Task details: In full and without alteration, repeat the material.

— Start Records shown —

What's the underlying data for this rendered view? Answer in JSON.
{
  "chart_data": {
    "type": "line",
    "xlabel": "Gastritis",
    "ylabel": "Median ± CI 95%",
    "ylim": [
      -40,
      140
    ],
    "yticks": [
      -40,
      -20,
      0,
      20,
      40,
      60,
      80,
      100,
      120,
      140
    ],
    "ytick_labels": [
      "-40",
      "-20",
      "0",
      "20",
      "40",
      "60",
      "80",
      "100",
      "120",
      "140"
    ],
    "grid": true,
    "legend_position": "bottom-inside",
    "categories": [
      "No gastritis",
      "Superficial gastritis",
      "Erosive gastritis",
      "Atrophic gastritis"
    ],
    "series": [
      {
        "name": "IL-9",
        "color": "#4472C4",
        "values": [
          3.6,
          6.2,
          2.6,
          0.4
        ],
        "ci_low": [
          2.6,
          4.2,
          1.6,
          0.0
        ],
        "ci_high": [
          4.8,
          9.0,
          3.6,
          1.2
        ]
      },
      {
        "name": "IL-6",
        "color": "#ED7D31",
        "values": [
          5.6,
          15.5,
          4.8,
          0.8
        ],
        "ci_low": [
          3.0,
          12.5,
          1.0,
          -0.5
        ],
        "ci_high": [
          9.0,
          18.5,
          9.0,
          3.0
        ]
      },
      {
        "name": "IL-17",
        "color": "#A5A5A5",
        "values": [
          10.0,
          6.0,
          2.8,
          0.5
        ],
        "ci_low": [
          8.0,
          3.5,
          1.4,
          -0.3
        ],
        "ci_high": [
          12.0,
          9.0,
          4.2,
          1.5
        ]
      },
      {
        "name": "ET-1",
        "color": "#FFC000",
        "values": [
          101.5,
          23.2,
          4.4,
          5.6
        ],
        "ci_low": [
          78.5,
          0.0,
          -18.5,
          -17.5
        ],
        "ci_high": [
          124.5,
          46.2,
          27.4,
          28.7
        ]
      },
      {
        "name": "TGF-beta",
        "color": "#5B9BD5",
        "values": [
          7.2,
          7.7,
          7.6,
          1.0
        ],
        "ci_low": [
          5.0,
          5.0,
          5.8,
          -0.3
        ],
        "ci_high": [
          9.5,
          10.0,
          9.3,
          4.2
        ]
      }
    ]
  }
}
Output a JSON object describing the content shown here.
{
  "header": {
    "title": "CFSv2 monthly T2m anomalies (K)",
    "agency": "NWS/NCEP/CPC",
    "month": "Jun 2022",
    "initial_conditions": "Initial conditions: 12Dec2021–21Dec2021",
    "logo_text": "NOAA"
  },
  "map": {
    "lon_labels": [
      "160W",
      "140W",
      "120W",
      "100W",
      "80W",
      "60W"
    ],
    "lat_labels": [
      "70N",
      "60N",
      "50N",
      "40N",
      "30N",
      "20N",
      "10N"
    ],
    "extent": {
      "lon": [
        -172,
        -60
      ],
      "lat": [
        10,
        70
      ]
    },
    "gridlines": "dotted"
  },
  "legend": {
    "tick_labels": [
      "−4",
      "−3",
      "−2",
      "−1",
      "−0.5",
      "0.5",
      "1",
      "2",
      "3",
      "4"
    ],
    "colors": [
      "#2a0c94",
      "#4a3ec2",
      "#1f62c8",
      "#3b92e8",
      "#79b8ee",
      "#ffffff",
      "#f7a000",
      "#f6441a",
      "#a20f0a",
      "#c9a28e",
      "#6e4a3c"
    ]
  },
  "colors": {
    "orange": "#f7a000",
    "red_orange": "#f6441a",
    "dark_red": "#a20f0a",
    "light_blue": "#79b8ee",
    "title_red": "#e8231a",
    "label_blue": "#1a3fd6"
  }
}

— End Records shown —

Output of the exercise:
What's the underlying data for this rendered view? Answer in JSON.
{
  "chart_data": {
    "type": "line",
    "xlabel": "Gastritis",
    "ylabel": "Median ± CI 95%",
    "ylim": [
      -40,
      140
    ],
    "yticks": [
      -40,
      -20,
      0,
      20,
      40,
      60,
      80,
      100,
      120,
      140
    ],
    "ytick_labels": [
      "-40",
      "-20",
      "0",
      "20",
      "40",
      "60",
      "80",
      "100",
      "120",
      "140"
    ],
    "grid": true,
    "legend_position": "bottom-inside",
    "categories": [
      "No gastritis",
      "Superficial gastritis",
      "Erosive gastritis",
      "Atrophic gastritis"
    ],
    "series": [
      {
        "name": "IL-9",
        "color": "#4472C4",
        "values": [
          3.6,
          6.2,
          2.6,
          0.4
        ],
        "ci_low": [
          2.6,
          4.2,
          1.6,
          0.0
        ],
        "ci_high": [
          4.8,
          9.0,
          3.6,
          1.2
        ]
      },
      {
        "name": "IL-6",
        "color": "#ED7D31",
        "values": [
          5.6,
          15.5,
          4.8,
          0.8
        ],
        "ci_low": [
          3.0,
          12.5,
          1.0,
          -0.5
        ],
        "ci_high": [
          9.0,
          18.5,
          9.0,
          3.0
        ]
      },
      {
        "name": "IL-17",
        "color": "#A5A5A5",
        "values": [
          10.0,
          6.0,
          2.8,
          0.5
        ],
        "ci_low": [
          8.0,
          3.5,
          1.4,
          -0.3
        ],
        "ci_high": [
          12.0,
          9.0,
          4.2,
          1.5
        ]
      },
      {
        "name": "ET-1",
        "color": "#FFC000",
        "values": [
          101.5,
          23.2,
          4.4,
          5.6
        ],
        "ci_low": [
          78.5,
          0.0,
          -18.5,
          -17.5
        ],
        "ci_high": [
          124.5,
          46.2,
          27.4,
          28.7
        ]
      },
      {
        "name": "TGF-beta",
        "color": "#5B9BD5",
        "values": [
          7.2,
          7.7,
          7.6,
          1.0
        ],
        "ci_low": [
          5.0,
          5.0,
          5.8,
          -0.3
        ],
        "ci_high": [
          9.5,
          10.0,
          9.3,
          4.2
        ]
      }
    ]
  }
}
Output a JSON object describing the content shown here.
{
  "header": {
    "title": "CFSv2 monthly T2m anomalies (K)",
    "agency": "NWS/NCEP/CPC",
    "month": "Jun 2022",
    "initial_conditions": "Initial conditions: 12Dec2021–21Dec2021",
    "logo_text": "NOAA"
  },
  "map": {
    "lon_labels": [
      "160W",
      "140W",
      "120W",
      "100W",
      "80W",
      "60W"
    ],
    "lat_labels": [
      "70N",
      "60N",
      "50N",
      "40N",
      "30N",
      "20N",
      "10N"
    ],
    "extent": {
      "lon": [
        -172,
        -60
      ],
      "lat": [
        10,
        70
      ]
    },
    "gridlines": "dotted"
  },
  "legend": {
    "tick_labels": [
      "−4",
      "−3",
      "−2",
      "−1",
      "−0.5",
      "0.5",
      "1",
      "2",
      "3",
      "4"
    ],
    "colors": [
      "#2a0c94",
      "#4a3ec2",
      "#1f62c8",
      "#3b92e8",
      "#79b8ee",
      "#ffffff",
      "#f7a000",
      "#f6441a",
      "#a20f0a",
      "#c9a28e",
      "#6e4a3c"
    ]
  },
  "colors": {
    "orange": "#f7a000",
    "red_orange": "#f6441a",
    "dark_red": "#a20f0a",
    "light_blue": "#79b8ee",
    "title_red": "#e8231a",
    "label_blue": "#1a3fd6"
  }
}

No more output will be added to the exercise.